▶ Data listing
++++++++++++++++++++

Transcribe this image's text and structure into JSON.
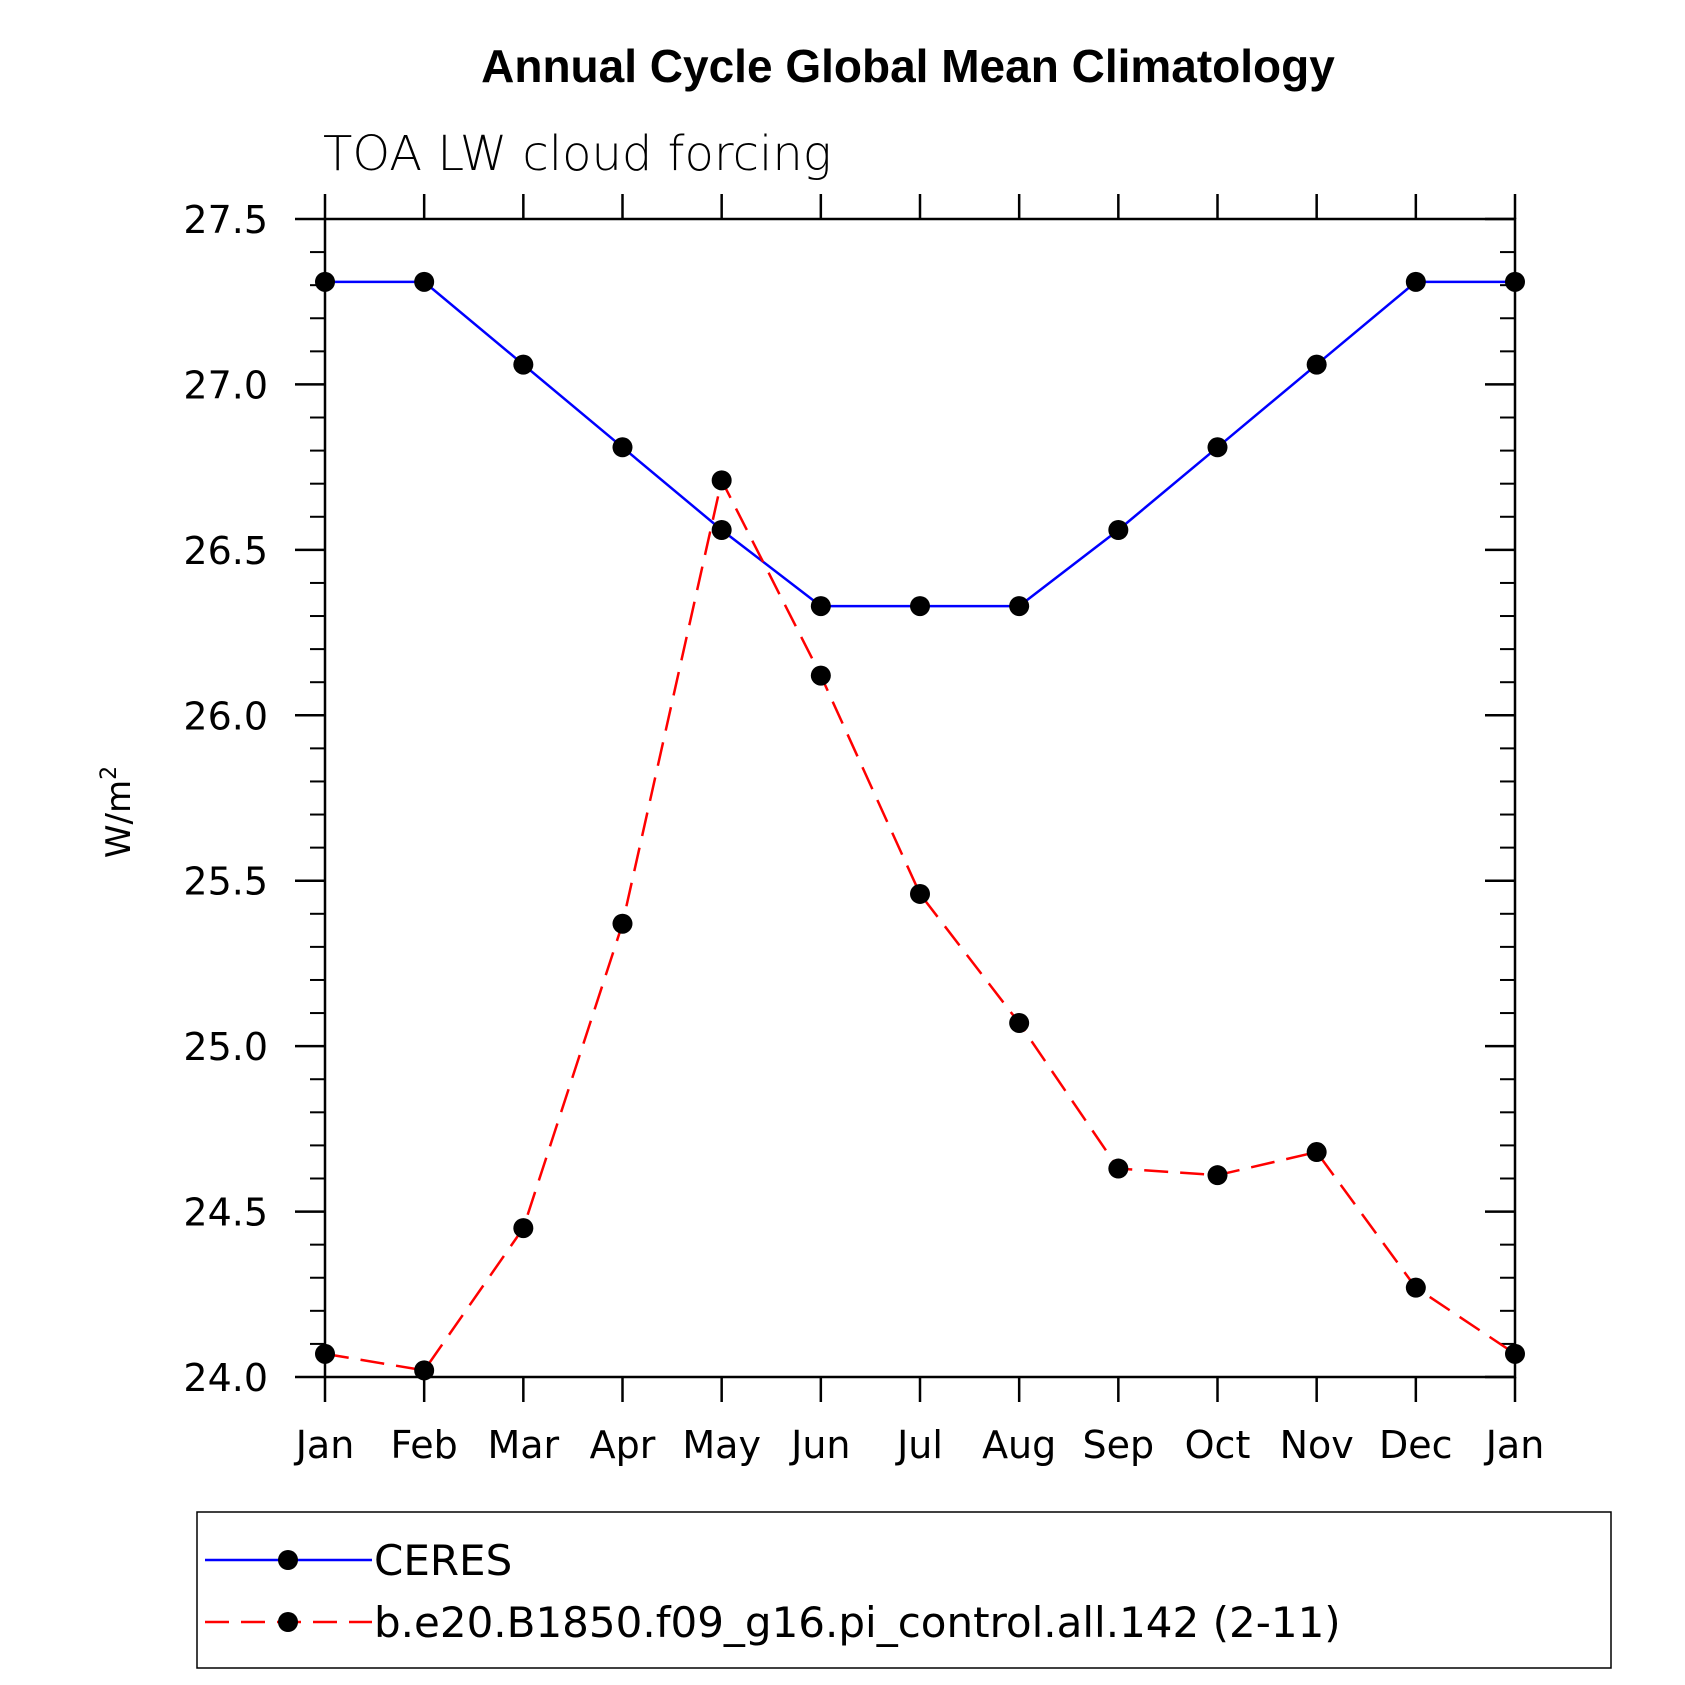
{
  "chart_data": {
    "type": "line",
    "title": "Annual Cycle Global Mean Climatology",
    "subtitle": "TOA LW cloud forcing",
    "ylabel": "W/m",
    "ylabel_sup": "2",
    "ylim": [
      24.0,
      27.5
    ],
    "yticks": [
      "24.0",
      "24.5",
      "25.0",
      "25.5",
      "26.0",
      "26.5",
      "27.0",
      "27.5"
    ],
    "categories": [
      "Jan",
      "Feb",
      "Mar",
      "Apr",
      "May",
      "Jun",
      "Jul",
      "Aug",
      "Sep",
      "Oct",
      "Nov",
      "Dec",
      "Jan"
    ],
    "series": [
      {
        "name": "CERES",
        "color": "#0000ff",
        "dash": "solid",
        "values": [
          27.31,
          27.31,
          27.06,
          26.81,
          26.56,
          26.33,
          26.33,
          26.33,
          26.56,
          26.81,
          27.06,
          27.31,
          27.31
        ]
      },
      {
        "name": "b.e20.B1850.f09_g16.pi_control.all.142 (2-11)",
        "color": "#ff0000",
        "dash": "dashed",
        "values": [
          24.07,
          24.02,
          24.45,
          25.37,
          26.71,
          26.12,
          25.46,
          25.07,
          24.63,
          24.61,
          24.68,
          24.27,
          24.07
        ]
      }
    ],
    "legend_position": "bottom",
    "grid": false
  }
}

++++++++++++++++++++

▶ Exercise description
Transcribe all entries above exactly. Drop the pictures.

▶ Task response
Transcribe this image's text and structure into JSON.
{
  "chart_data": {
    "type": "line",
    "title": "Annual Cycle Global Mean Climatology",
    "subtitle": "TOA LW cloud forcing",
    "ylabel": "W/m",
    "ylabel_sup": "2",
    "ylim": [
      24.0,
      27.5
    ],
    "yticks": [
      "24.0",
      "24.5",
      "25.0",
      "25.5",
      "26.0",
      "26.5",
      "27.0",
      "27.5"
    ],
    "categories": [
      "Jan",
      "Feb",
      "Mar",
      "Apr",
      "May",
      "Jun",
      "Jul",
      "Aug",
      "Sep",
      "Oct",
      "Nov",
      "Dec",
      "Jan"
    ],
    "series": [
      {
        "name": "CERES",
        "color": "#0000ff",
        "dash": "solid",
        "values": [
          27.31,
          27.31,
          27.06,
          26.81,
          26.56,
          26.33,
          26.33,
          26.33,
          26.56,
          26.81,
          27.06,
          27.31,
          27.31
        ]
      },
      {
        "name": "b.e20.B1850.f09_g16.pi_control.all.142 (2-11)",
        "color": "#ff0000",
        "dash": "dashed",
        "values": [
          24.07,
          24.02,
          24.45,
          25.37,
          26.71,
          26.12,
          25.46,
          25.07,
          24.63,
          24.61,
          24.68,
          24.27,
          24.07
        ]
      }
    ],
    "legend_position": "bottom",
    "grid": false
  }
}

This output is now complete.